• EXERCISE PROMPT: Copy each line below that includes "this".

Stored entries
□ □ □
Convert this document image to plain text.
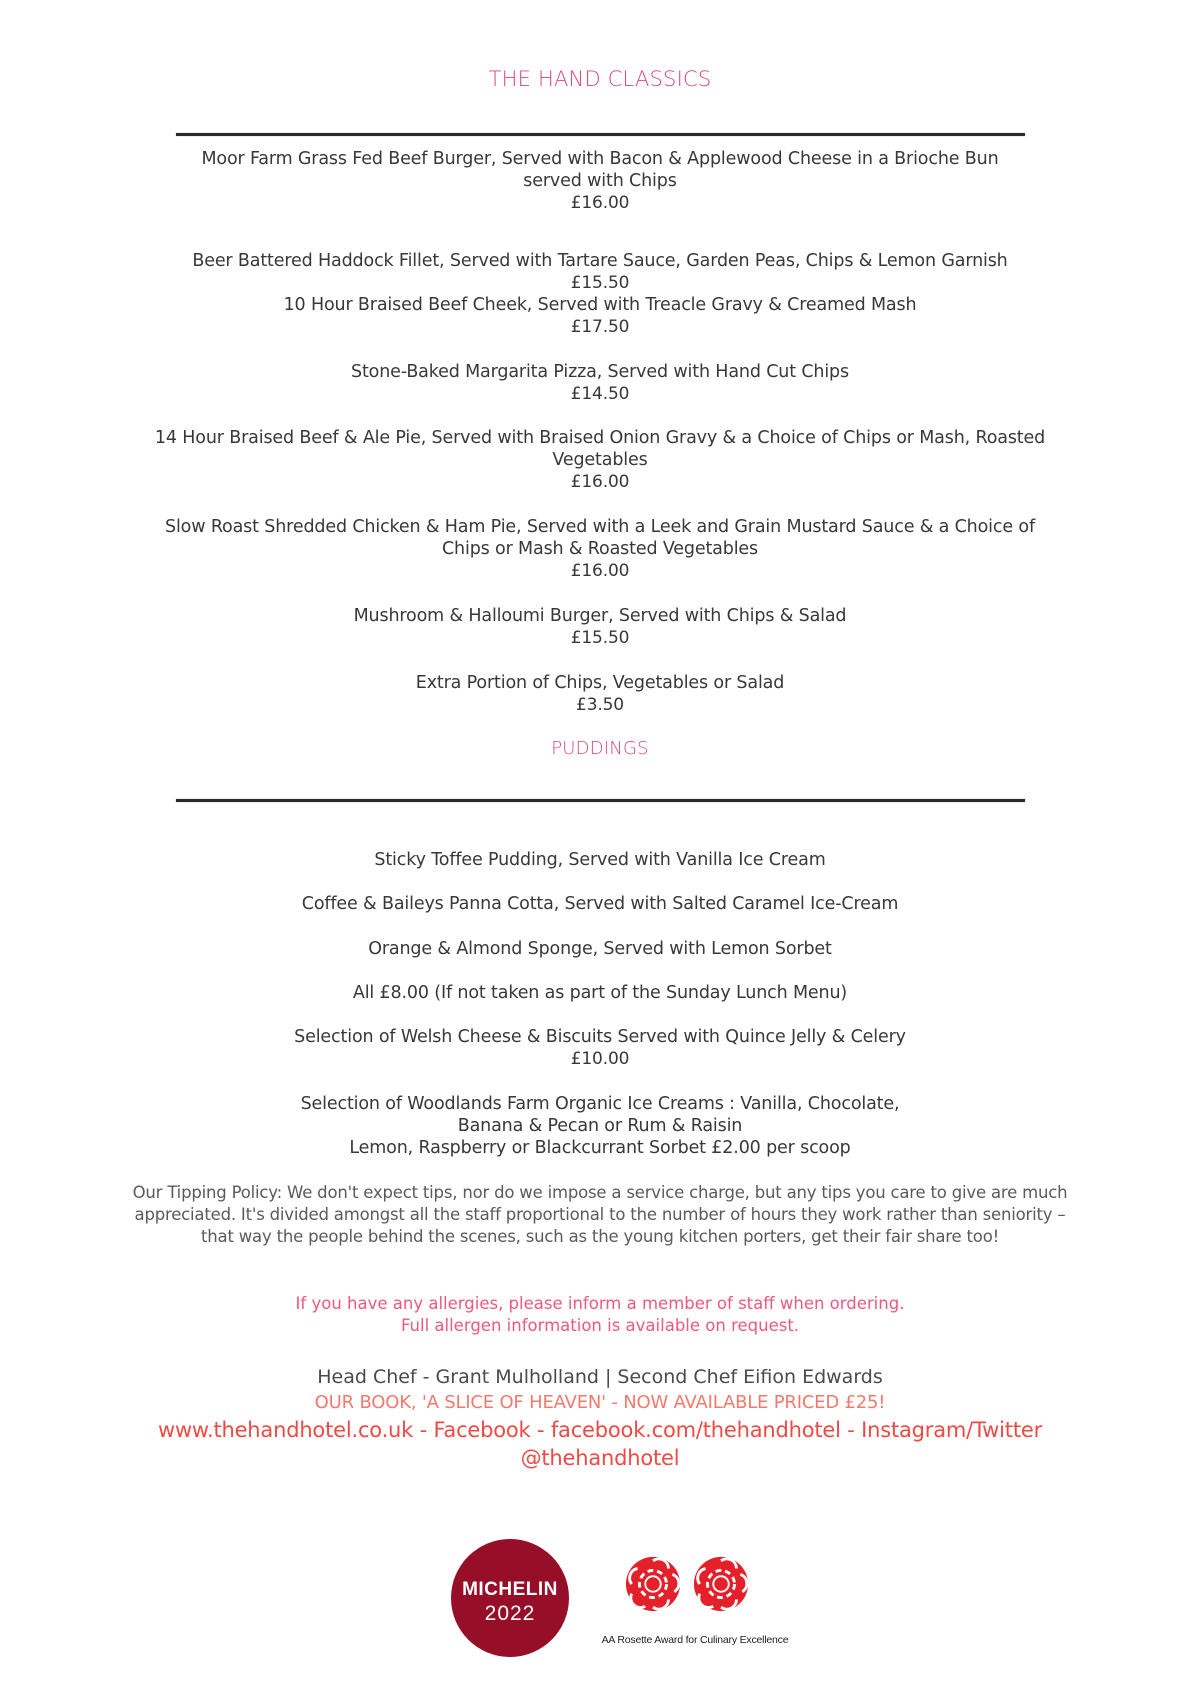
THE HAND CLASSICS
Moor Farm Grass Fed Beef Burger, Served with Bacon & Applewood Cheese in a Brioche Bun
served with Chips
£16.00
Beer Battered Haddock Fillet, Served with Tartare Sauce, Garden Peas, Chips & Lemon Garnish
£15.50
10 Hour Braised Beef Cheek, Served with Treacle Gravy & Creamed Mash
£17.50
Stone-Baked Margarita Pizza, Served with Hand Cut Chips
£14.50
14 Hour Braised Beef & Ale Pie, Served with Braised Onion Gravy & a Choice of Chips or Mash, Roasted
Vegetables
£16.00
Slow Roast Shredded Chicken & Ham Pie, Served with a Leek and Grain Mustard Sauce & a Choice of
Chips or Mash & Roasted Vegetables
£16.00
Mushroom & Halloumi Burger, Served with Chips & Salad
£15.50
Extra Portion of Chips, Vegetables or Salad
£3.50
PUDDINGS
Sticky Toffee Pudding, Served with Vanilla Ice Cream
Coffee & Baileys Panna Cotta, Served with Salted Caramel Ice-Cream
Orange & Almond Sponge, Served with Lemon Sorbet
All £8.00 (If not taken as part of the Sunday Lunch Menu)
Selection of Welsh Cheese & Biscuits Served with Quince Jelly & Celery
£10.00
Selection of Woodlands Farm Organic Ice Creams : Vanilla, Chocolate,
Banana & Pecan or Rum & Raisin
Lemon, Raspberry or Blackcurrant Sorbet £2.00 per scoop
Our Tipping Policy: We don't expect tips, nor do we impose a service charge, but any tips you care to give are much appreciated. It's divided amongst all the staff proportional to the number of hours they work rather than seniority – that way the people behind the scenes, such as the young kitchen porters, get their fair share too!
If you have any allergies, please inform a member of staff when ordering.
Full allergen information is available on request.
Head Chef - Grant Mulholland | Second Chef Eifion Edwards
OUR BOOK, 'A SLICE OF HEAVEN' - NOW AVAILABLE PRICED £25!
www.thehandhotel.co.uk - Facebook - facebook.com/thehandhotel - Instagram/Twitter
@thehandhotel
MICHELIN
2022
AA Rosette Award for Culinary Excellence
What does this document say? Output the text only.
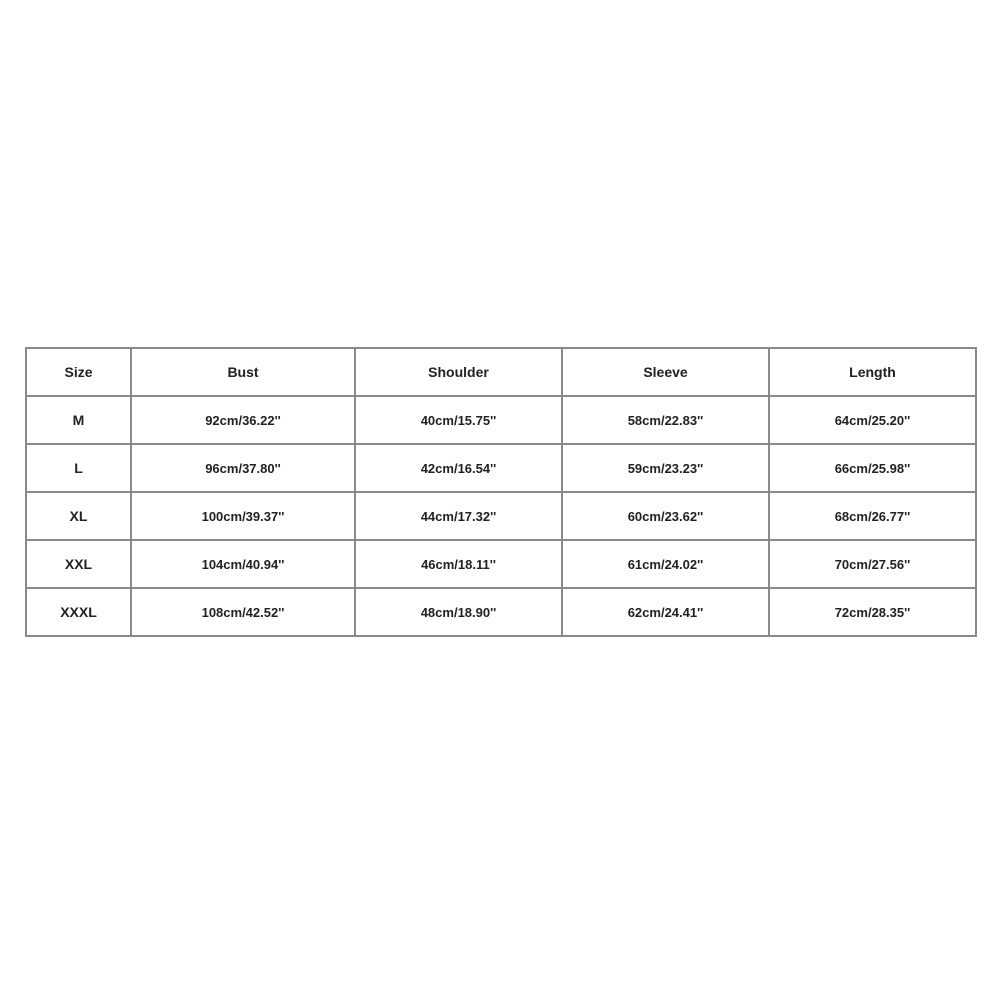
Size	Bust	Shoulder	Sleeve	Length
M	92cm/36.22''	40cm/15.75''	58cm/22.83''	64cm/25.20''
L	96cm/37.80''	42cm/16.54''	59cm/23.23''	66cm/25.98''
XL	100cm/39.37''	44cm/17.32''	60cm/23.62''	68cm/26.77''
XXL	104cm/40.94''	46cm/18.11''	61cm/24.02''	70cm/27.56''
XXXL	108cm/42.52''	48cm/18.90''	62cm/24.41''	72cm/28.35''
□ □ □
• FINAL ANSWER:
Convert this document image to plain text.
What does this document say? Output the text only.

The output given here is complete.